The request>
Search the listing below for the string "this" and show each line that contains it.

--- Raw data ---

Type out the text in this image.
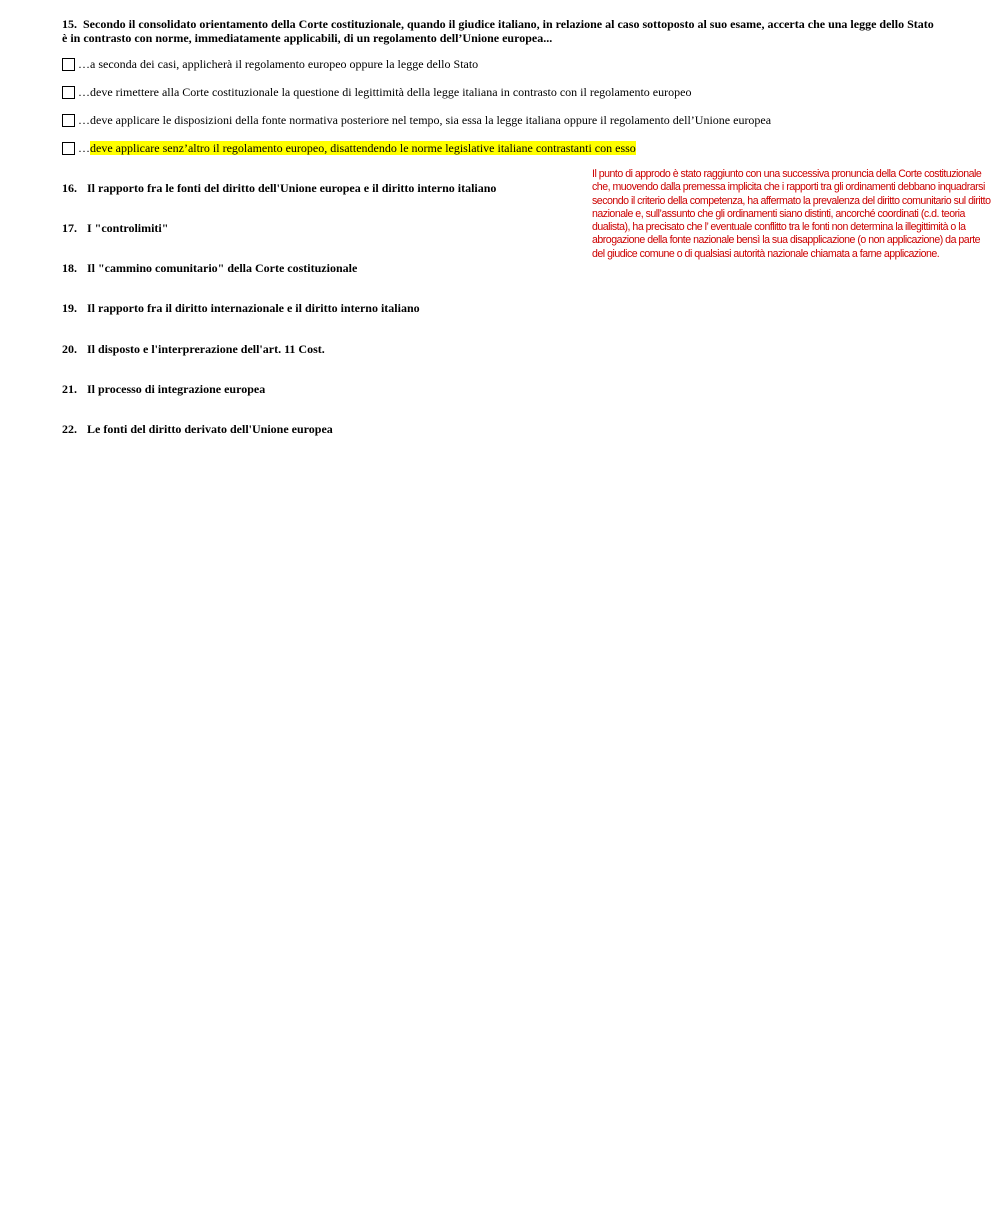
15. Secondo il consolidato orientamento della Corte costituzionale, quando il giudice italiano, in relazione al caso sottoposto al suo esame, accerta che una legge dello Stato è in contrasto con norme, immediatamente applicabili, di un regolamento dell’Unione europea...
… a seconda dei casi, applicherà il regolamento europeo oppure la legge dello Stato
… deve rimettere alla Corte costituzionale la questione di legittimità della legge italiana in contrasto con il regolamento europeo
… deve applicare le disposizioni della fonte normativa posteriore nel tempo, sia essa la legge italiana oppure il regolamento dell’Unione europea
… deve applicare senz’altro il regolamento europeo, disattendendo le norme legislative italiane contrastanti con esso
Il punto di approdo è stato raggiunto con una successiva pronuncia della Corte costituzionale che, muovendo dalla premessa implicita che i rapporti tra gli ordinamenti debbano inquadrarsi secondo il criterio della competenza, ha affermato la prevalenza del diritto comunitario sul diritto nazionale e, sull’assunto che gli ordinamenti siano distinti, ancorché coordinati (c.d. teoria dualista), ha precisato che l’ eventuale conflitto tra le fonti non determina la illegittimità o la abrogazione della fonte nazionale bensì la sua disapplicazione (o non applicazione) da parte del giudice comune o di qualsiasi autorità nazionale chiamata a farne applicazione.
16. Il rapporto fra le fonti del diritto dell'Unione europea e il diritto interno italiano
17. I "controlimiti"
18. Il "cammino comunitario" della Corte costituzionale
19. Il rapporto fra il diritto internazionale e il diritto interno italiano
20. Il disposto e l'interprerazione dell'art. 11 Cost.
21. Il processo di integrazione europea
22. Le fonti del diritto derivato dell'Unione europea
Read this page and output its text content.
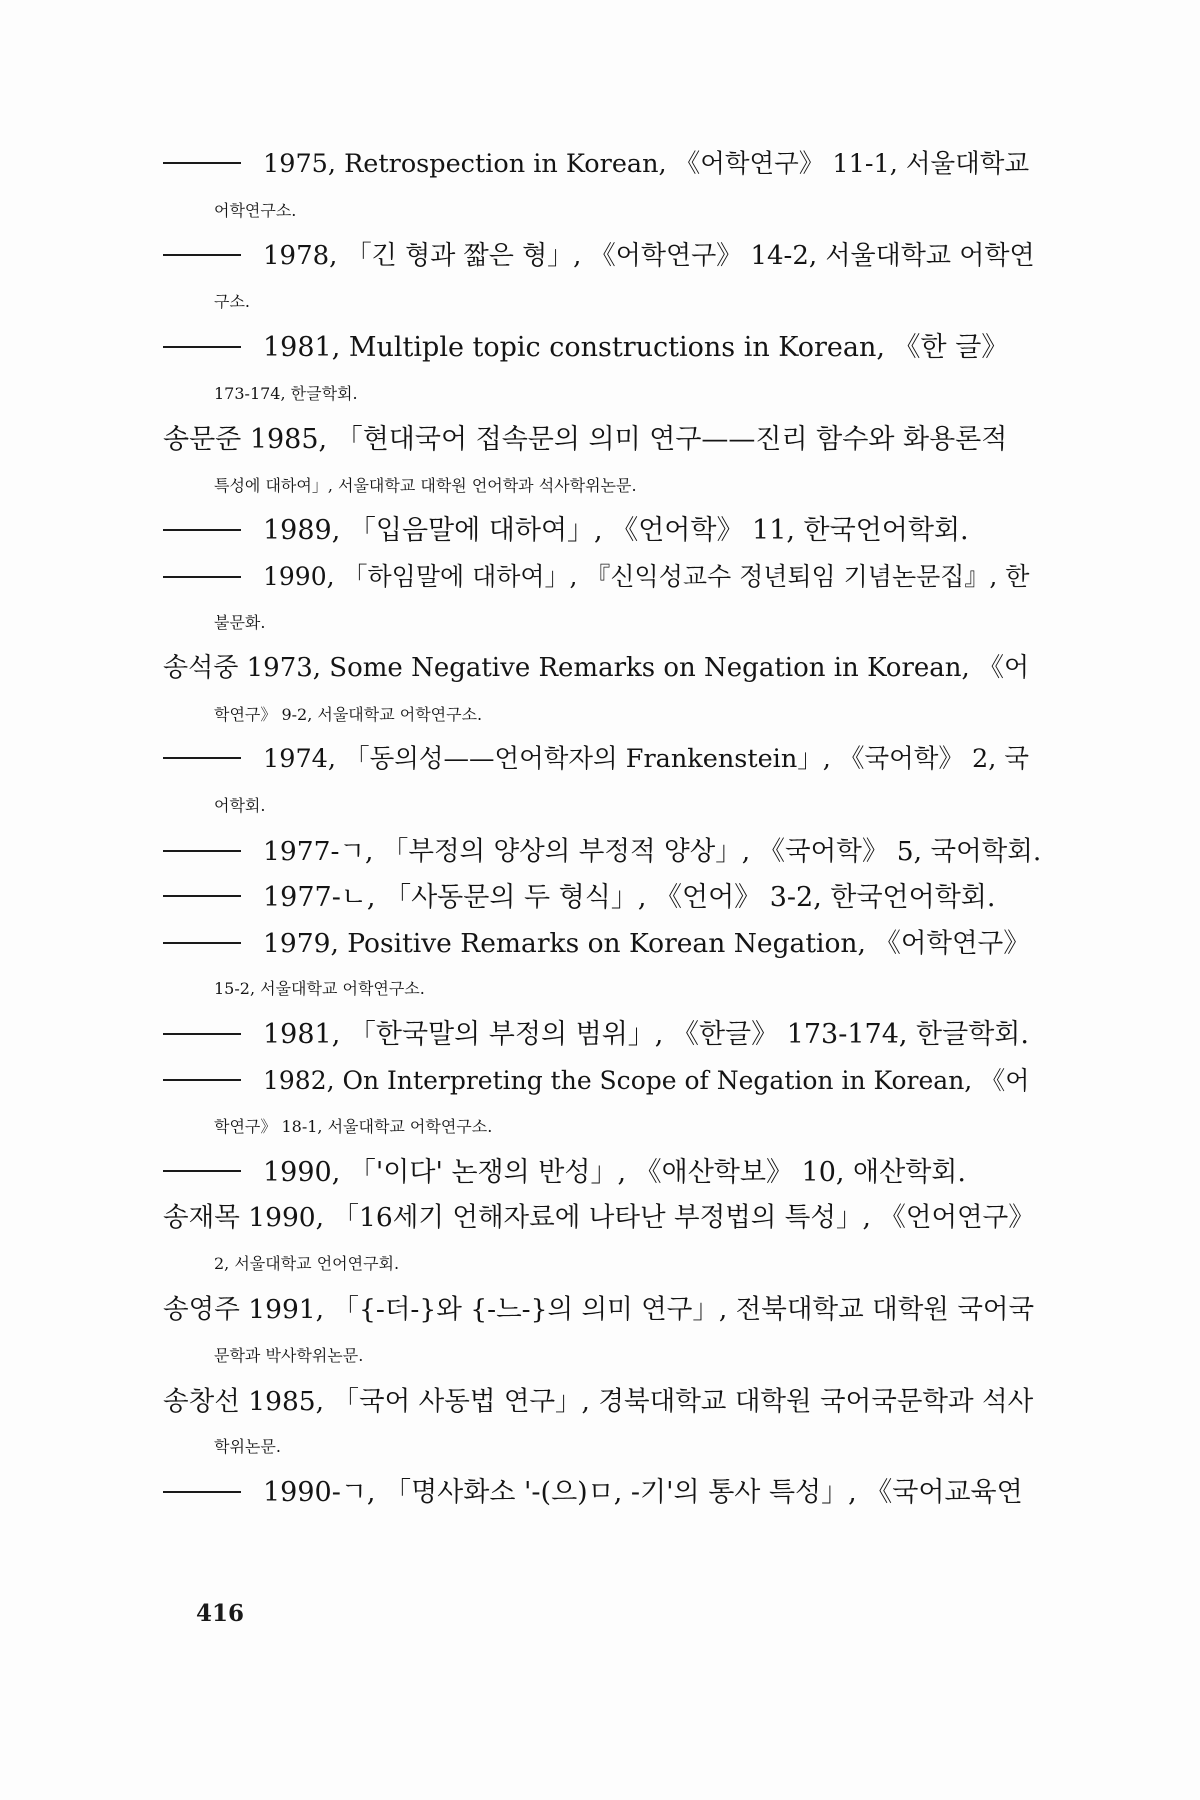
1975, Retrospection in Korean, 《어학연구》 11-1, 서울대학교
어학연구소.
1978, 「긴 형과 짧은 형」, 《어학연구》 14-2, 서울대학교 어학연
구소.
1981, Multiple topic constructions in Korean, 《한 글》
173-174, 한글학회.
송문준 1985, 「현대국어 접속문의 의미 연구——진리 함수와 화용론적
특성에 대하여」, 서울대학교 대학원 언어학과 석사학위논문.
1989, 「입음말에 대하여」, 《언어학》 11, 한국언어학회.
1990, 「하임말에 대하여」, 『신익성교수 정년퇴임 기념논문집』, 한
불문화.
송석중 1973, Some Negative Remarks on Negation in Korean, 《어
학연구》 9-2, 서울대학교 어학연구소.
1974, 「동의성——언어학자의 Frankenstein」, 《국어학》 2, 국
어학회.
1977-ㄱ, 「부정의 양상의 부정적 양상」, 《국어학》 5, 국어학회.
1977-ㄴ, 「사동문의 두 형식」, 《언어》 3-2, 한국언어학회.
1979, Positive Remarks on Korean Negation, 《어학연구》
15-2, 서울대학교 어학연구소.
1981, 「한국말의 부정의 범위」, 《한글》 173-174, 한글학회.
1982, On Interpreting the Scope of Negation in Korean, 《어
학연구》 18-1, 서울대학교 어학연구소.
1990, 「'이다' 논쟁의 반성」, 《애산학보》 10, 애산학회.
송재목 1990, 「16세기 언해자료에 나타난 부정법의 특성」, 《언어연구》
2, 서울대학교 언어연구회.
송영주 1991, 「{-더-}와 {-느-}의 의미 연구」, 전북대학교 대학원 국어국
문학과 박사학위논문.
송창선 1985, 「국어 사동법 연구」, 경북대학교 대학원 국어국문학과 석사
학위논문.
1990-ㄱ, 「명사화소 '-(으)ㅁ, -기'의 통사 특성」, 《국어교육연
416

---

Response to the exercise>
Type out the text in this image.
Read this page and output its text content.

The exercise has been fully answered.